» GIVEN PASSAGE:
B. Construing the AUMF to Authorize Warrantless Domestic Wiretapping Would Raise Serious Constitutional Questions
The principle that ambiguous statutes should be construed to avoid serious constitutional questions works against the administration, not in its favor. Interpreting the AUMF and FISA to permit unchecked domestic wiretapping for the duration of the conflict with al Qaeda would certainly raise serious constitutional questions. The Supreme Court has never upheld such a sweeping power to invade the privacy of Americans at home without individualized suspicion or judicial oversight.
The NSA surveillance program permits wiretapping within the United States without either of the safeguards presumptively required by the Fourth Amendment for electronic surveillance--individualized probable cause and a warrant or other order issued by a judge or magistrate. The Court has long held that wiretaps generally require a warrant and probable cause. Katz v. United States, 389 U.S. 347 (1967). And the only time the Court considered the question of national security wiretaps, it held that the Fourth Amendment prohibits domestic security wiretaps without those safeguards. United States v. United States Dist. Court, 407 U.S. 297 (1972). Although the Court in that case left open the question of the Fourth Amendment validity of warrantless wiretaps for foreign intelligence purposes, its precedents raise serious constitutional questions about the kind of open-ended authority the President has asserted with respect to the NSA program. See id. at 316-18 (explaining difficulty of guaranteeing Fourth Amendment freedoms if domestic surveillance can be conducted solely in the discretion of the executive branch).
Indeed, serious Fourth Amendment questions about the validity of warrantless wiretapping led Congress to enact FISA, in order to "provide the secure framework by which the executive branch may conduct legitimate electronic surveillance for foreign intelligence purposes within the context of this nation's commitment to privacy and individual rights." S. Rep. No. 95-604, pt. 1, at 15 (1977) (citing, inter alia, Zweibon v, Mitchell, 516 F.2d 594 (D.C. Cir. 1975), in which "the court of appeals held that a warrant must be obtained before a wiretap is installed on a domestic organization that is neither the agent of, nor acting in collaboration with, a foreign power").
Relying on In re Sealed Case No. 02-001, the DOJ argues that the NSA program falls within an exception to the warrant and probable cause requirement for reasonable searches that serve "special needs" above and beyond ordinary law enforcement. But the existence of "special needs" has never been found to permit warrantless wiretapping. "Special needs" generally excuse the warrant and individualized suspicion requirements only where those requirements are impracticable and the intrusion on privacy is minimal. See, e.g., Griffin v. Wisconsin, 483 U.S. 868, 873 (1987). Wiretapping is not a minimal intrusion on privacy, and the experience of FISA shows that foreign intelligence surveillance can be carried out through warrants based on individualized suspicion..

» PARTS OF THE EXERCISE:
**1)** Name each case in the passage that is cited with a U.S. Reports citation, a volume number followed by "U.S.", and give that citation.
**2)** In the passage, rewrite the stretch from "Relying on In" through "on individualized suspicion.." with "Department of Justice" substituted for "DOJ".

» RECORD EXCERPTS:
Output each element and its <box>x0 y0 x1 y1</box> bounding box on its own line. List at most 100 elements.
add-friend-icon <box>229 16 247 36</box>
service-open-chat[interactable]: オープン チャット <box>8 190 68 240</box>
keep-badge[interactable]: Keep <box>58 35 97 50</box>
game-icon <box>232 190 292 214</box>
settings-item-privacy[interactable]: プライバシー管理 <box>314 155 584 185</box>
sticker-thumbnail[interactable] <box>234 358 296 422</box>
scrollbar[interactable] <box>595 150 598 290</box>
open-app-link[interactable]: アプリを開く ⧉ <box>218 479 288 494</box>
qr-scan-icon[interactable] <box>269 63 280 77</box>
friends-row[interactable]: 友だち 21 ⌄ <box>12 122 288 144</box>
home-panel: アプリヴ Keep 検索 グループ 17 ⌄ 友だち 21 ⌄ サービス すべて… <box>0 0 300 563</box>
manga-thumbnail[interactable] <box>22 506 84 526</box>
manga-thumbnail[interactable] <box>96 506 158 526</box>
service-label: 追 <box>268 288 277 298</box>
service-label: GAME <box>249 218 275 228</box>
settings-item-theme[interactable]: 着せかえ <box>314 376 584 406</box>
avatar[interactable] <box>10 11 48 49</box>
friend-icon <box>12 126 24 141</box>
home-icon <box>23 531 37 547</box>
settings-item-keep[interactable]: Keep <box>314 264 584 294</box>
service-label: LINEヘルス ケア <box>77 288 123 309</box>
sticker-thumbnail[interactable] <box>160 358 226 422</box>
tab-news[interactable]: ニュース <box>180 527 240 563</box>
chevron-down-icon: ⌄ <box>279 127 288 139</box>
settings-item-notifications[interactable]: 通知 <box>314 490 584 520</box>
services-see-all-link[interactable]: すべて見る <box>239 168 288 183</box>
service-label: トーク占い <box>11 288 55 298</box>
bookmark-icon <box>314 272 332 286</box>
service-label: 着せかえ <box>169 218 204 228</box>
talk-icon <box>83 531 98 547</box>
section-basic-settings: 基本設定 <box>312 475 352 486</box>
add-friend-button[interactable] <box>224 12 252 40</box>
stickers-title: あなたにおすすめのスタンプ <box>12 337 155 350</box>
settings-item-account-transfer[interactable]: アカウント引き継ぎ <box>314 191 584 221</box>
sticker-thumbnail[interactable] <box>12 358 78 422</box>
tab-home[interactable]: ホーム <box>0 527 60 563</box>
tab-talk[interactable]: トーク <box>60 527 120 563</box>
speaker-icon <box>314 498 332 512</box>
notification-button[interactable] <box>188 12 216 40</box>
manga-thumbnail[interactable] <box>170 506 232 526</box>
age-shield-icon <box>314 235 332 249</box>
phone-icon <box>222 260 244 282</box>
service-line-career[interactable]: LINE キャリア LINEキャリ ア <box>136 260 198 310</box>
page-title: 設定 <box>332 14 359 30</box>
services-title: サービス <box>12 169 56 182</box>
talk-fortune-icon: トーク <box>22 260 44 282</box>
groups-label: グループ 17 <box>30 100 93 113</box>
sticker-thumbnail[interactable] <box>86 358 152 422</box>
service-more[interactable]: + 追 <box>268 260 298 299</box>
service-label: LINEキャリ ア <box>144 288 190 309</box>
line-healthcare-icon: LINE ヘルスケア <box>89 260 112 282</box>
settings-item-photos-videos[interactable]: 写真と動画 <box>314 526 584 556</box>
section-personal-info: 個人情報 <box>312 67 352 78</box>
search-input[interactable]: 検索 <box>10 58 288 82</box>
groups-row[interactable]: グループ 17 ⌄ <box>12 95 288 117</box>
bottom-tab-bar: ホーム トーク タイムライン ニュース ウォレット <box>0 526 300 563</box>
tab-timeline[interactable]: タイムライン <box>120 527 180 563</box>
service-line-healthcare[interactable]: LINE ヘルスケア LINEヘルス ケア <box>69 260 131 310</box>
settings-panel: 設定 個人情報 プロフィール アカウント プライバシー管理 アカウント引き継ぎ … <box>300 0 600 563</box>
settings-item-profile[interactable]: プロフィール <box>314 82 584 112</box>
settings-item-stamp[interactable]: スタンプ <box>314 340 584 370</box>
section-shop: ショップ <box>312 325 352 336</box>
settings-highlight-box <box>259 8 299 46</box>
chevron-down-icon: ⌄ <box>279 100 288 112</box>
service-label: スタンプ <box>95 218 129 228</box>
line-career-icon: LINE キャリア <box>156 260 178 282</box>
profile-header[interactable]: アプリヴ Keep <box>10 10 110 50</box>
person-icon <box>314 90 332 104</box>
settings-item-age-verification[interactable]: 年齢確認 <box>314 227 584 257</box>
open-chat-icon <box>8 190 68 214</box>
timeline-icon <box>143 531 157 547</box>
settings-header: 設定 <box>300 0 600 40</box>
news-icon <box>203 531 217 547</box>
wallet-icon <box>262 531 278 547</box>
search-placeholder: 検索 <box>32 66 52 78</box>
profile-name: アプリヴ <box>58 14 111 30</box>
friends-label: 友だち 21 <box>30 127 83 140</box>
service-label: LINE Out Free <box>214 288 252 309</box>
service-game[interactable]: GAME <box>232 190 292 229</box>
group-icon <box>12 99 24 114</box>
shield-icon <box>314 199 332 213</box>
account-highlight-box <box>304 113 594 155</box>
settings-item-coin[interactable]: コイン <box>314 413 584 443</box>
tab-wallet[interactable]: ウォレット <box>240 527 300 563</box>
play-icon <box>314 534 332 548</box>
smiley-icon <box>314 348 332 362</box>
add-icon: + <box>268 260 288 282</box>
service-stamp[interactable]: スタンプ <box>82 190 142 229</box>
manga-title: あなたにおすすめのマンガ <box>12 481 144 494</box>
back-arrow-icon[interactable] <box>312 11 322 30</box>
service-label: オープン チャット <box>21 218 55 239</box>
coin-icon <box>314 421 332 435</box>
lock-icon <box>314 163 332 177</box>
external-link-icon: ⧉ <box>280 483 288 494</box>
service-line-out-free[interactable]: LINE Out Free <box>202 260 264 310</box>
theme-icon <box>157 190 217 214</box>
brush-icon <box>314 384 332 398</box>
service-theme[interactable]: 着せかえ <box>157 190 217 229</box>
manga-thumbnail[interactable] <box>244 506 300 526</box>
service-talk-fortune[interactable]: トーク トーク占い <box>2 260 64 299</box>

» ANSWERS IN ORDER:
**1)**
Katz v. United States, 389 U.S. 347 (1967)
United States v. United States Dist. Court, 407 U.S. 297 (1972)
Griffin v. Wisconsin, 483 U.S. 868, 873 (1987)

**2)**
Relying on In re Sealed Case No. 02-001, the Department of Justice argues that the NSA program falls within an exception to the warrant and probable cause requirement for reasonable searches that serve "special needs" above and beyond ordinary law enforcement. But the existence of "special needs" has never been found to permit warrantless wiretapping. "Special needs" generally excuse the warrant and individualized suspicion requirements only where those requirements are impracticable and the intrusion on privacy is minimal. See, e.g., Griffin v. Wisconsin, 483 U.S. 868, 873 (1987). Wiretapping is not a minimal intrusion on privacy, and the experience of FISA shows that foreign intelligence surveillance can be carried out through warrants based on individualized suspicion..